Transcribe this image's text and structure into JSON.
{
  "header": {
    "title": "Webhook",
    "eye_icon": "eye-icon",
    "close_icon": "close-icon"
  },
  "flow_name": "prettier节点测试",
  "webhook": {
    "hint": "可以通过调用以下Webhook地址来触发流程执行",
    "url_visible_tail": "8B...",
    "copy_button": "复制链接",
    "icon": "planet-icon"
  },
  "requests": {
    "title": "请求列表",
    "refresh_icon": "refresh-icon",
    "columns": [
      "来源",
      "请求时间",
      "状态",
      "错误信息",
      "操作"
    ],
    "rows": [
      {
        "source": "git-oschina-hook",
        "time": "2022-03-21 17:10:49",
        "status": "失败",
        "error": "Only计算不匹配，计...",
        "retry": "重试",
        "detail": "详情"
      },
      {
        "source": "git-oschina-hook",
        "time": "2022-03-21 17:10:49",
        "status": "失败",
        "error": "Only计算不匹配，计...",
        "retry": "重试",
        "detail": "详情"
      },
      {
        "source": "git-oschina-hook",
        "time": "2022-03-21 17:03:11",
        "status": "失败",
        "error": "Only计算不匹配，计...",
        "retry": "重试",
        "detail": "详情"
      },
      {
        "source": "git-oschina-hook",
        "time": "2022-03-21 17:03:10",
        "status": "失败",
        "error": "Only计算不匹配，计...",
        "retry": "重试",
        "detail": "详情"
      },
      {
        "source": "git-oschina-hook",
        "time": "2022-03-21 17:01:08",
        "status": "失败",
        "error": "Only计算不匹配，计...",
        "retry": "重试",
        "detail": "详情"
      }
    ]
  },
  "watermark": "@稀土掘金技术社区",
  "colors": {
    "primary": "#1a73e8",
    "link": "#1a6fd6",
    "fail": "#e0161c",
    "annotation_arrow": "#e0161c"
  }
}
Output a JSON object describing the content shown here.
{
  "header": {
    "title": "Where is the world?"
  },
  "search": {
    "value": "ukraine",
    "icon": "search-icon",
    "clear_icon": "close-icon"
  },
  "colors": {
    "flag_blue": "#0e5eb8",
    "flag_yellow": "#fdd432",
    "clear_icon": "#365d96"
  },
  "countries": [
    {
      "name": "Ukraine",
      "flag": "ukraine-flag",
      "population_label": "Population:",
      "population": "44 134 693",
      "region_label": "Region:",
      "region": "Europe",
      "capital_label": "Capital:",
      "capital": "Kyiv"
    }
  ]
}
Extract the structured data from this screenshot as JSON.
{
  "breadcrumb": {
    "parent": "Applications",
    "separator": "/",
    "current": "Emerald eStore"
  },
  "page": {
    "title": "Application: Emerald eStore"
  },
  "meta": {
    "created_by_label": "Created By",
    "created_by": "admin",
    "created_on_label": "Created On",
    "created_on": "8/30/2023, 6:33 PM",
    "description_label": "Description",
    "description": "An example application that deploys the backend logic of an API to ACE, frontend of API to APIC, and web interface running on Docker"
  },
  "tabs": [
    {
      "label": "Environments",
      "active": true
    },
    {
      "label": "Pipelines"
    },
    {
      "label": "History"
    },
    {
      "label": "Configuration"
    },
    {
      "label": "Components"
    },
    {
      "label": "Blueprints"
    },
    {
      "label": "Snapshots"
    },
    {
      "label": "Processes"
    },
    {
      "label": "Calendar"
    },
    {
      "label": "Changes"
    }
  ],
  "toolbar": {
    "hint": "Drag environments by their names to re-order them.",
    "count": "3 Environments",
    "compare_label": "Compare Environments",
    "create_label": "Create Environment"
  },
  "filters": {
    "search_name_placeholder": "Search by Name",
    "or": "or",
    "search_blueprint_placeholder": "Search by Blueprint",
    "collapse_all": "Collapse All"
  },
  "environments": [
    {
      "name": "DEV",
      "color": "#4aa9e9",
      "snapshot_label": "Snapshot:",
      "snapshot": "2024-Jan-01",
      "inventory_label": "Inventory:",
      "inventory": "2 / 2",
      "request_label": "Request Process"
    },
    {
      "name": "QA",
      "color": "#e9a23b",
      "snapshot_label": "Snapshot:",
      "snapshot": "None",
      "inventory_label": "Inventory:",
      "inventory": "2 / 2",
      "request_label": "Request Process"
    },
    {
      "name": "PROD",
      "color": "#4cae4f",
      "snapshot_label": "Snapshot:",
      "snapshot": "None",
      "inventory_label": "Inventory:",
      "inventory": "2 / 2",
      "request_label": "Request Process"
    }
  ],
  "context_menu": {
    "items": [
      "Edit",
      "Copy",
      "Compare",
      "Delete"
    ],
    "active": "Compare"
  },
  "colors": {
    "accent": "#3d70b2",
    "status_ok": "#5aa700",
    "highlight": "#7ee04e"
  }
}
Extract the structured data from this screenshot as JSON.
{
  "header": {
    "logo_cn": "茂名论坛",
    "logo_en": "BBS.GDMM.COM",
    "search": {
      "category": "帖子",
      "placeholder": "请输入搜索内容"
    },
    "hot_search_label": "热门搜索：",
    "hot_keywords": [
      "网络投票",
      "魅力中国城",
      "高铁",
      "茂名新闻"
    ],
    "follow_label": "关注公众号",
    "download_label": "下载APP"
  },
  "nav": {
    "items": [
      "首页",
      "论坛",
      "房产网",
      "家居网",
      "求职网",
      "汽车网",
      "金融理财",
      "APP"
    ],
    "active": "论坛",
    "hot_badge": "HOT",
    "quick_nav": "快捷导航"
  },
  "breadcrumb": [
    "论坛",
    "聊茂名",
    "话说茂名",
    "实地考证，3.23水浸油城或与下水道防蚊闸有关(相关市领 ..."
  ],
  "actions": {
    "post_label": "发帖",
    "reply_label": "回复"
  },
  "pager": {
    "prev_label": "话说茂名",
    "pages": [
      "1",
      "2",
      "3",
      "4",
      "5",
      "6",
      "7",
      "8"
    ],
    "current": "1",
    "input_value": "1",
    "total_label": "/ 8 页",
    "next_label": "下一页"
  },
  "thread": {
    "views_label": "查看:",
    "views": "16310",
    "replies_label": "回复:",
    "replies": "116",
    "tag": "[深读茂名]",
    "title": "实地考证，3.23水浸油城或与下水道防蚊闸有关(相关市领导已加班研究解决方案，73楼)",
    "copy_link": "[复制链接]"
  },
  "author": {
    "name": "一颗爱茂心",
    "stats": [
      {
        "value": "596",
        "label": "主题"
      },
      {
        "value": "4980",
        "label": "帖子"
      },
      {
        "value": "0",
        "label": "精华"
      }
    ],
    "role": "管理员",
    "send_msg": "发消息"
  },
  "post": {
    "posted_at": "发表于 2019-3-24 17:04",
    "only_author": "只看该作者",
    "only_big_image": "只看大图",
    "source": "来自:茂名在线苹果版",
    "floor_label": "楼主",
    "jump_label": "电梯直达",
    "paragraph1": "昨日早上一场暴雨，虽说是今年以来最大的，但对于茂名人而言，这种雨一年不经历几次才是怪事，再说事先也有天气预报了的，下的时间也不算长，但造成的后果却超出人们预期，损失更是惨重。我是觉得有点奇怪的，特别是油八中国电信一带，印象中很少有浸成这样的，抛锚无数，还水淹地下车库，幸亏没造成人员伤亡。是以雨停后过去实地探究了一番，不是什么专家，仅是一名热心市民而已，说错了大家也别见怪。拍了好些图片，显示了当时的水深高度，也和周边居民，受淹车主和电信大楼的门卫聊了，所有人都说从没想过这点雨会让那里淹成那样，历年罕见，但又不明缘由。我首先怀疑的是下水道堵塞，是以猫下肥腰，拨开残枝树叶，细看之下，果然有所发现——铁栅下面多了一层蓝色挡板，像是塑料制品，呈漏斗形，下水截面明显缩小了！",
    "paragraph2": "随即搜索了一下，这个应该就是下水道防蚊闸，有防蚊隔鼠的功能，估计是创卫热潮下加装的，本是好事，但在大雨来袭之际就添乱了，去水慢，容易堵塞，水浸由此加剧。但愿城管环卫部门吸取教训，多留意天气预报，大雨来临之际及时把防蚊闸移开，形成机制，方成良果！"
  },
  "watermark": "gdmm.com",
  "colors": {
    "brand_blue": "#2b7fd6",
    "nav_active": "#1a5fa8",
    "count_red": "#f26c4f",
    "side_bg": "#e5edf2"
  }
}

▶ What you need to do
Select all lines with the word "watermark" from the entries above.

▶ Correct response
  "watermark": "@稀土掘金技术社区",
  "watermark": "gdmm.com",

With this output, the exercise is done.